BEGIN Document section
Drywall panels are manufactured in 48 inches (120 cm) wide panels in varying lengths to suit the application. Common panel thicknesses are 1/2" (13 mm) and 5/8" (16 mm), with panels also available in 1/4" (6 mm) and 3/8" (10 mm). Both 1/2" (13 mm) and 5/8" (16 mm) panels of TYPE 'X' (a gypsum board with special core additives to increase the natural fire resistance of regular gypsum board[7]) are used where a fire-resistance rating is desired. Regular 5/8" (16 mm) panels are used (with or without light gauge resilient metal channels) where additional mass is needed for the reduction of sound transmission.[citation needed]
Drywall provides a thermal resistance R-value (in US units) of 0.32 for 3/8" board, 0.45 for 1/2", 0.56 for 5/8", and 0.83 for 1" board. In addition to increased R-value, thicker drywall has a higher sound transmission class.[citation needed]

[edit] Europe

In the UK and Europe, plasterboard is manufactured in metric sizes, with the common sizes being corollaries of old imperial sizes.
Most plasterboard is made in 120 cm wide sheets, though 90 cm and 60 cm wide sheets are also made. 120 cm wide plasterboard is most commonly made in 240 cm lengths, though 270 cm and 300 cm length sheets are also commonly available.
END Document section
• Task instructions
**1.** From the drywall sizing passage, copy word for word the span between "In the UK and" and "also commonly available.", inclusive.
**2.** Put this sentence from the drywall sizing passage into Spanish: "In the UK and Europe, plasterboard is manufactured in metric sizes, with the common sizes being corollaries of old imperial sizes."
BEGIN Information given
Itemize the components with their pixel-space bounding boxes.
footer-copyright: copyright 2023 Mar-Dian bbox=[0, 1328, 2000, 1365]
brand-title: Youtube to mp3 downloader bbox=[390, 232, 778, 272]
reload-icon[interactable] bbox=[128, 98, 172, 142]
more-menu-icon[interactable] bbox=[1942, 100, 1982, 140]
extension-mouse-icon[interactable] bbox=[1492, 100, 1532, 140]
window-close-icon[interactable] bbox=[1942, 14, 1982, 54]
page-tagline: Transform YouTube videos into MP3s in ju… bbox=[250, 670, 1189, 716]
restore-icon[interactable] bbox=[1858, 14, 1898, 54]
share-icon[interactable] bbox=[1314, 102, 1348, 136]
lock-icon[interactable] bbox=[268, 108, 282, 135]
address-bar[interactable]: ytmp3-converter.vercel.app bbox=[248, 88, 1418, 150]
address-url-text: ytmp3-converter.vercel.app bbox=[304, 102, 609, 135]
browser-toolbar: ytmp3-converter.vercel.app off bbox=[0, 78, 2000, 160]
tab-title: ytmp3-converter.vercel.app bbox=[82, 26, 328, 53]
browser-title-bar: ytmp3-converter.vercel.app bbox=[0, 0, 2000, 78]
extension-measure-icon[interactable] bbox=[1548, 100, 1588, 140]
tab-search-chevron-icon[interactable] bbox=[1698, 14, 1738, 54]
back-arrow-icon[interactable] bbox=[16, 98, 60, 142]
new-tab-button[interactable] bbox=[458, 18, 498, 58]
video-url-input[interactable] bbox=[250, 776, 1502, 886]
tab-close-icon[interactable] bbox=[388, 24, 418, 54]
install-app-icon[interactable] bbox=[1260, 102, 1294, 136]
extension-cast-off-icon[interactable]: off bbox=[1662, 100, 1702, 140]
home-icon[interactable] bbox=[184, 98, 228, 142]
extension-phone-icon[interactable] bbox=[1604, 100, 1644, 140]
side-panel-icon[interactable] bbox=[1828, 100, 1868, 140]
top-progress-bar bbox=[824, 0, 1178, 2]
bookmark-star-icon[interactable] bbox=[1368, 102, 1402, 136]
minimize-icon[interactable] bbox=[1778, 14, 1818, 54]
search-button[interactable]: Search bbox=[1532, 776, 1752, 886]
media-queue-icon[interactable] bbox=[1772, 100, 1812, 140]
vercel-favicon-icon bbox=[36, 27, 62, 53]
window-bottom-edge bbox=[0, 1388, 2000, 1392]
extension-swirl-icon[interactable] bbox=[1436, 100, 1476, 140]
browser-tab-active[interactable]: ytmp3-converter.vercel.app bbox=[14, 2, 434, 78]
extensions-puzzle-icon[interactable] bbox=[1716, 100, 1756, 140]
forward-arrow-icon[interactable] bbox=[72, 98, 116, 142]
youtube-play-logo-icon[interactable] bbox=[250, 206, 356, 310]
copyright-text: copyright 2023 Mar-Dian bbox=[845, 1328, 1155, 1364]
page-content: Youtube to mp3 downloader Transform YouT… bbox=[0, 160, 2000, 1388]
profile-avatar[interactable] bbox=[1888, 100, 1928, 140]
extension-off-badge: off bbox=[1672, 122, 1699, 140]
END Information given
• In response
**1.**
In the UK and Europe, plasterboard is manufactured in metric sizes, with the common sizes being corollaries of old imperial sizes.
Most plasterboard is made in 120 cm wide sheets, though 90 cm and 60 cm wide sheets are also made. 120 cm wide plasterboard is most commonly made in 240 cm lengths, though 270 cm and 300 cm length sheets are also commonly available.

**2.** En el Reino Unido y en Europa, las placas de yeso se fabrican en medidas métricas, y las medidas habituales se derivan de las antiguas medidas imperiales.